WHAT IS EXPECTED:
Using the food systems text below, decide whether each statement agrees with it: (a) efforts to fix food system problems tend to stress farm-scale operations; (b) the text sorts food network factors into four broad categories; (c) the text says fixing food system dysfunction depends on optimizing one part of the system. Answer yes or no for each, and quote the deciding words of the text.

───── TEXT SECTION

Attempts to resolve dysfunctionality in food systems usually focus on optimizing individual aspects of the food network (represented in the diagram), and emphasize operations at the farm-scale. Yet network integration from supply to policy is necessarily more complex, comprising many factors characterized here under broad food network categories of: ‘supply and production’; ‘processing, distribution and marketing’; and ‘policy, health and consumer preference’. Resolving food system dysfunction will rely on understanding the connections of food system component and harmonizing this network rather than optimizing any one part.

──────────
───── INFORMATION GIVEN

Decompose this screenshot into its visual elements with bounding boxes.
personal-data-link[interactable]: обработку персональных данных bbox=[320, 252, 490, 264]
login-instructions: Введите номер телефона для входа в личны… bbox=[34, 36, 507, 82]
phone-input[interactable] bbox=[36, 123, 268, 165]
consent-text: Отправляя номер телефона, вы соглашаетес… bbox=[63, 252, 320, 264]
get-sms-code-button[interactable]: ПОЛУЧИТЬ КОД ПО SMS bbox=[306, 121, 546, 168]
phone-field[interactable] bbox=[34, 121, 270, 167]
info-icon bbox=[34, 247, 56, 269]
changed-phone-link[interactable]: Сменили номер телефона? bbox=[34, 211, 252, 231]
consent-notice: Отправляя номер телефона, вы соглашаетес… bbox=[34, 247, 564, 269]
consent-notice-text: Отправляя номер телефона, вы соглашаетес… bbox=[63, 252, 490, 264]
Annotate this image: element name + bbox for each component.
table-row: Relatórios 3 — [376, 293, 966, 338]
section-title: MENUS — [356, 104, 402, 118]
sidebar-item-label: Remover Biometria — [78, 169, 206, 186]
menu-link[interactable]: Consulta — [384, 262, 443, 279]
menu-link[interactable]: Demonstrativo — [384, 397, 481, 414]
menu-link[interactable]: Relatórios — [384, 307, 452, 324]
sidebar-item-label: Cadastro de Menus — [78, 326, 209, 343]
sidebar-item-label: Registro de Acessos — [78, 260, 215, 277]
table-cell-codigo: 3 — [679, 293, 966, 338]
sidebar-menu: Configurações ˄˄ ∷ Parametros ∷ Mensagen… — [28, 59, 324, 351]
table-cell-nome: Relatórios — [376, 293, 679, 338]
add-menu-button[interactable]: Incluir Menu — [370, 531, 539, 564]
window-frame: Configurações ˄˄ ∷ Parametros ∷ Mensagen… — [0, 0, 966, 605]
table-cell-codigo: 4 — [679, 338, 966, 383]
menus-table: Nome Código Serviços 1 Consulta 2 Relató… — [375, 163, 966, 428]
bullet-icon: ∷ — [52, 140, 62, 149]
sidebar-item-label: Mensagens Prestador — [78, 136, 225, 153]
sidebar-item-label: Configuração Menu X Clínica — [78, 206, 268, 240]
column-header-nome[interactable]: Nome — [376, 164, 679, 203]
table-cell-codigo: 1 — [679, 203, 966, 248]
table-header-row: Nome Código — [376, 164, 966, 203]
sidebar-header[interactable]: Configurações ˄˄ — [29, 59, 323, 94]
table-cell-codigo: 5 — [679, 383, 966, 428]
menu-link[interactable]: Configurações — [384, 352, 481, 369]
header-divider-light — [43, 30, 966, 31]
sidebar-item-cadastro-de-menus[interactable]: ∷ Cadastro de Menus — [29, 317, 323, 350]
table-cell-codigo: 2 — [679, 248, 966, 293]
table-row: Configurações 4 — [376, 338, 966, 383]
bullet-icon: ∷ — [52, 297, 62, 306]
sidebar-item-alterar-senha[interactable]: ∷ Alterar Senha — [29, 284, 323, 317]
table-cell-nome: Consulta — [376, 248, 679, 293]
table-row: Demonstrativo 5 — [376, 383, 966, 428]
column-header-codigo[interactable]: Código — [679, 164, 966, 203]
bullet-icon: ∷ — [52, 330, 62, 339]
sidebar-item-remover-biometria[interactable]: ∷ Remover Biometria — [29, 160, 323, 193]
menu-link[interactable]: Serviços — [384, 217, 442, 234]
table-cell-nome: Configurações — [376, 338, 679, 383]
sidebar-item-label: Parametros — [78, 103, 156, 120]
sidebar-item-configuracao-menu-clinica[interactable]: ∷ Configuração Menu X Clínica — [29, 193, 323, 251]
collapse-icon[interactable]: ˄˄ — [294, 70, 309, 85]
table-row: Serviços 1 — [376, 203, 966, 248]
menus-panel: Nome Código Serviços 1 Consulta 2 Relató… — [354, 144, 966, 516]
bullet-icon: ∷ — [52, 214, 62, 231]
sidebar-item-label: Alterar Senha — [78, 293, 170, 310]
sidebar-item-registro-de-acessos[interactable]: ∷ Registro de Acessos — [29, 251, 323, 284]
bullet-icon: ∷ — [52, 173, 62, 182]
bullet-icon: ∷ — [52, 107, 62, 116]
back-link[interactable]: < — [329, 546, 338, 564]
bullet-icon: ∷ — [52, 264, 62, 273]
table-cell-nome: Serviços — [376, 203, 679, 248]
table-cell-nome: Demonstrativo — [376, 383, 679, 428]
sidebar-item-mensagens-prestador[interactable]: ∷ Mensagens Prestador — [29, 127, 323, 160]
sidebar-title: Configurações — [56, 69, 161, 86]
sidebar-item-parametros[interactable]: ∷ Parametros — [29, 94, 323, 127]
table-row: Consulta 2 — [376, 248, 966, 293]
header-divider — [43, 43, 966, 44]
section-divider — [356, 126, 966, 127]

──────────

SOLUTION FOR THIS TASK:
(a) Yes: "emphasize operations at the farm-scale"
(b) No: "broad food network categories of: ‘supply and production’; ‘processing, distribution and marketing’; and ‘policy, health and consumer preference’"
(c) No: "harmonizing this network rather than optimizing any one part"